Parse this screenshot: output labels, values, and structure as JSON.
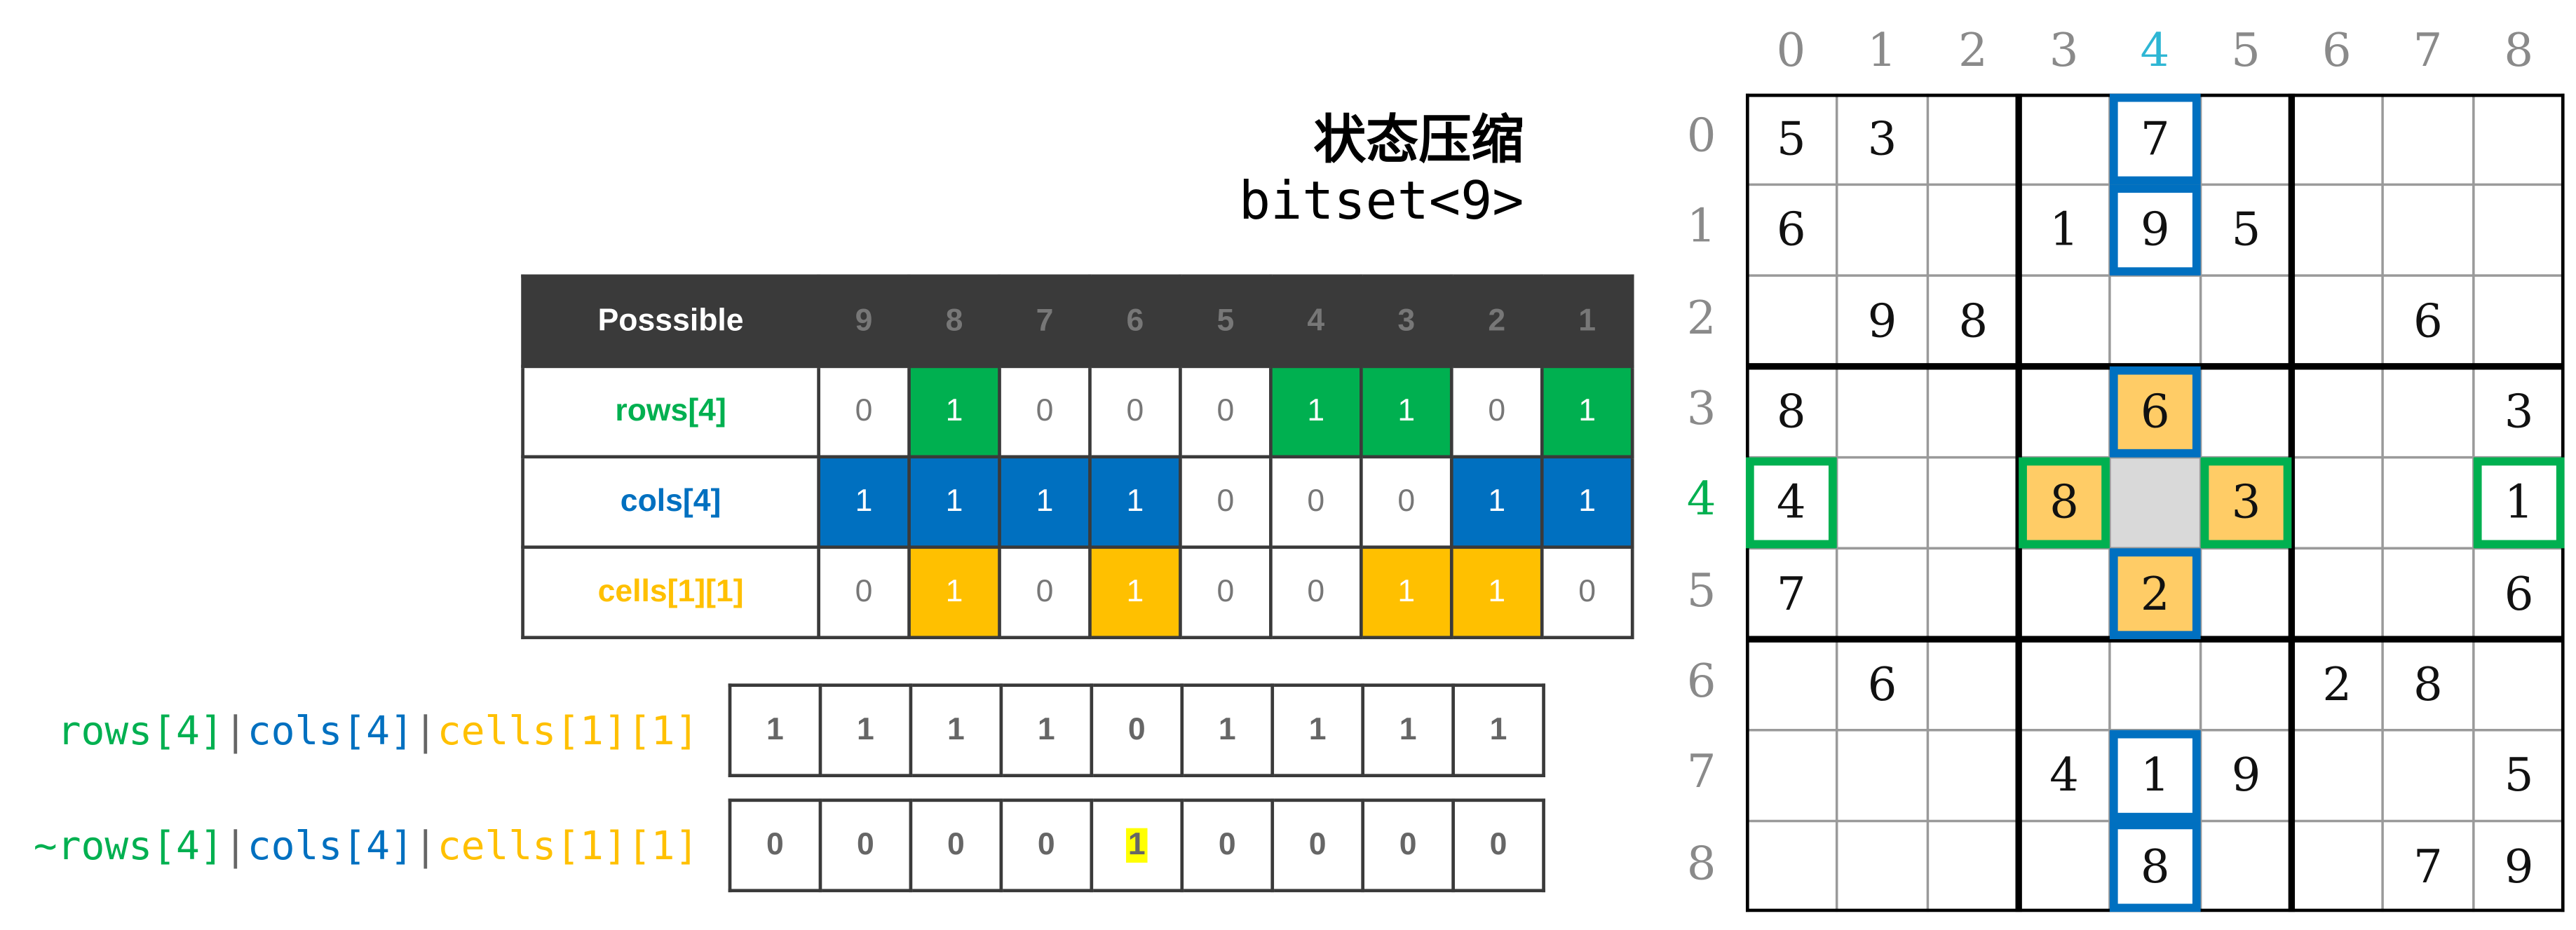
{
  "title": "状态压缩",
  "subtitle": "bitset<9>",
  "colors": {
    "green": "#00b050",
    "blue": "#0070c0",
    "yellow": "#ffc000",
    "header": "#3a3a3a",
    "cell_orange": "#ffcc66",
    "cell_gray": "#d9d9d9",
    "index_highlight": "#2eb6d4",
    "mark_yellow": "#ffff00"
  },
  "table": {
    "header": {
      "label": "Posssible",
      "bits": [
        "9",
        "8",
        "7",
        "6",
        "5",
        "4",
        "3",
        "2",
        "1"
      ]
    },
    "rows": [
      {
        "label": "rows[4]",
        "color": "#00b050",
        "bits": [
          "0",
          "1",
          "0",
          "0",
          "0",
          "1",
          "1",
          "0",
          "1"
        ]
      },
      {
        "label": "cols[4]",
        "color": "#0070c0",
        "bits": [
          "1",
          "1",
          "1",
          "1",
          "0",
          "0",
          "0",
          "1",
          "1"
        ]
      },
      {
        "label": "cells[1][1]",
        "color": "#ffc000",
        "bits": [
          "0",
          "1",
          "0",
          "1",
          "0",
          "0",
          "1",
          "1",
          "0"
        ]
      }
    ]
  },
  "results": [
    {
      "expression": {
        "prefix": "",
        "rows": "rows[4]",
        "sep1": "|",
        "cols": "cols[4]",
        "sep2": "|",
        "cells": "cells[1][1]"
      },
      "bits": [
        "1",
        "1",
        "1",
        "1",
        "0",
        "1",
        "1",
        "1",
        "1"
      ]
    },
    {
      "expression": {
        "prefix": "~",
        "rows": "rows[4]",
        "sep1": "|",
        "cols": "cols[4]",
        "sep2": "|",
        "cells": "cells[1][1]"
      },
      "bits": [
        "0",
        "0",
        "0",
        "0",
        "1",
        "0",
        "0",
        "0",
        "0"
      ],
      "highlight_index": 4
    }
  ],
  "sudoku": {
    "col_indices": [
      "0",
      "1",
      "2",
      "3",
      "4",
      "5",
      "6",
      "7",
      "8"
    ],
    "row_indices": [
      "0",
      "1",
      "2",
      "3",
      "4",
      "5",
      "6",
      "7",
      "8"
    ],
    "highlight_row": 4,
    "highlight_col": 4,
    "grid": [
      [
        "5",
        "3",
        "",
        "",
        "7",
        "",
        "",
        "",
        ""
      ],
      [
        "6",
        "",
        "",
        "1",
        "9",
        "5",
        "",
        "",
        ""
      ],
      [
        "",
        "9",
        "8",
        "",
        "",
        "",
        "",
        "6",
        ""
      ],
      [
        "8",
        "",
        "",
        "",
        "6",
        "",
        "",
        "",
        "3"
      ],
      [
        "4",
        "",
        "",
        "8",
        "",
        "3",
        "",
        "",
        "1"
      ],
      [
        "7",
        "",
        "",
        "",
        "2",
        "",
        "",
        "",
        "6"
      ],
      [
        "",
        "6",
        "",
        "",
        "",
        "",
        "2",
        "8",
        ""
      ],
      [
        "",
        "",
        "",
        "4",
        "1",
        "9",
        "",
        "",
        "5"
      ],
      [
        "",
        "",
        "",
        "",
        "8",
        "",
        "",
        "7",
        "9"
      ]
    ]
  }
}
- - - - - - -
REQUEST:
Leave the images out and output the remaining material exactly as it stands.

FULL OUTPUT:
Parse this screenshot: output labels, values, and structure as JSON.
{
  "title": "状态压缩",
  "subtitle": "bitset<9>",
  "colors": {
    "green": "#00b050",
    "blue": "#0070c0",
    "yellow": "#ffc000",
    "header": "#3a3a3a",
    "cell_orange": "#ffcc66",
    "cell_gray": "#d9d9d9",
    "index_highlight": "#2eb6d4",
    "mark_yellow": "#ffff00"
  },
  "table": {
    "header": {
      "label": "Posssible",
      "bits": [
        "9",
        "8",
        "7",
        "6",
        "5",
        "4",
        "3",
        "2",
        "1"
      ]
    },
    "rows": [
      {
        "label": "rows[4]",
        "color": "#00b050",
        "bits": [
          "0",
          "1",
          "0",
          "0",
          "0",
          "1",
          "1",
          "0",
          "1"
        ]
      },
      {
        "label": "cols[4]",
        "color": "#0070c0",
        "bits": [
          "1",
          "1",
          "1",
          "1",
          "0",
          "0",
          "0",
          "1",
          "1"
        ]
      },
      {
        "label": "cells[1][1]",
        "color": "#ffc000",
        "bits": [
          "0",
          "1",
          "0",
          "1",
          "0",
          "0",
          "1",
          "1",
          "0"
        ]
      }
    ]
  },
  "results": [
    {
      "expression": {
        "prefix": "",
        "rows": "rows[4]",
        "sep1": "|",
        "cols": "cols[4]",
        "sep2": "|",
        "cells": "cells[1][1]"
      },
      "bits": [
        "1",
        "1",
        "1",
        "1",
        "0",
        "1",
        "1",
        "1",
        "1"
      ]
    },
    {
      "expression": {
        "prefix": "~",
        "rows": "rows[4]",
        "sep1": "|",
        "cols": "cols[4]",
        "sep2": "|",
        "cells": "cells[1][1]"
      },
      "bits": [
        "0",
        "0",
        "0",
        "0",
        "1",
        "0",
        "0",
        "0",
        "0"
      ],
      "highlight_index": 4
    }
  ],
  "sudoku": {
    "col_indices": [
      "0",
      "1",
      "2",
      "3",
      "4",
      "5",
      "6",
      "7",
      "8"
    ],
    "row_indices": [
      "0",
      "1",
      "2",
      "3",
      "4",
      "5",
      "6",
      "7",
      "8"
    ],
    "highlight_row": 4,
    "highlight_col": 4,
    "grid": [
      [
        "5",
        "3",
        "",
        "",
        "7",
        "",
        "",
        "",
        ""
      ],
      [
        "6",
        "",
        "",
        "1",
        "9",
        "5",
        "",
        "",
        ""
      ],
      [
        "",
        "9",
        "8",
        "",
        "",
        "",
        "",
        "6",
        ""
      ],
      [
        "8",
        "",
        "",
        "",
        "6",
        "",
        "",
        "",
        "3"
      ],
      [
        "4",
        "",
        "",
        "8",
        "",
        "3",
        "",
        "",
        "1"
      ],
      [
        "7",
        "",
        "",
        "",
        "2",
        "",
        "",
        "",
        "6"
      ],
      [
        "",
        "6",
        "",
        "",
        "",
        "",
        "2",
        "8",
        ""
      ],
      [
        "",
        "",
        "",
        "4",
        "1",
        "9",
        "",
        "",
        "5"
      ],
      [
        "",
        "",
        "",
        "",
        "8",
        "",
        "",
        "7",
        "9"
      ]
    ]
  }
}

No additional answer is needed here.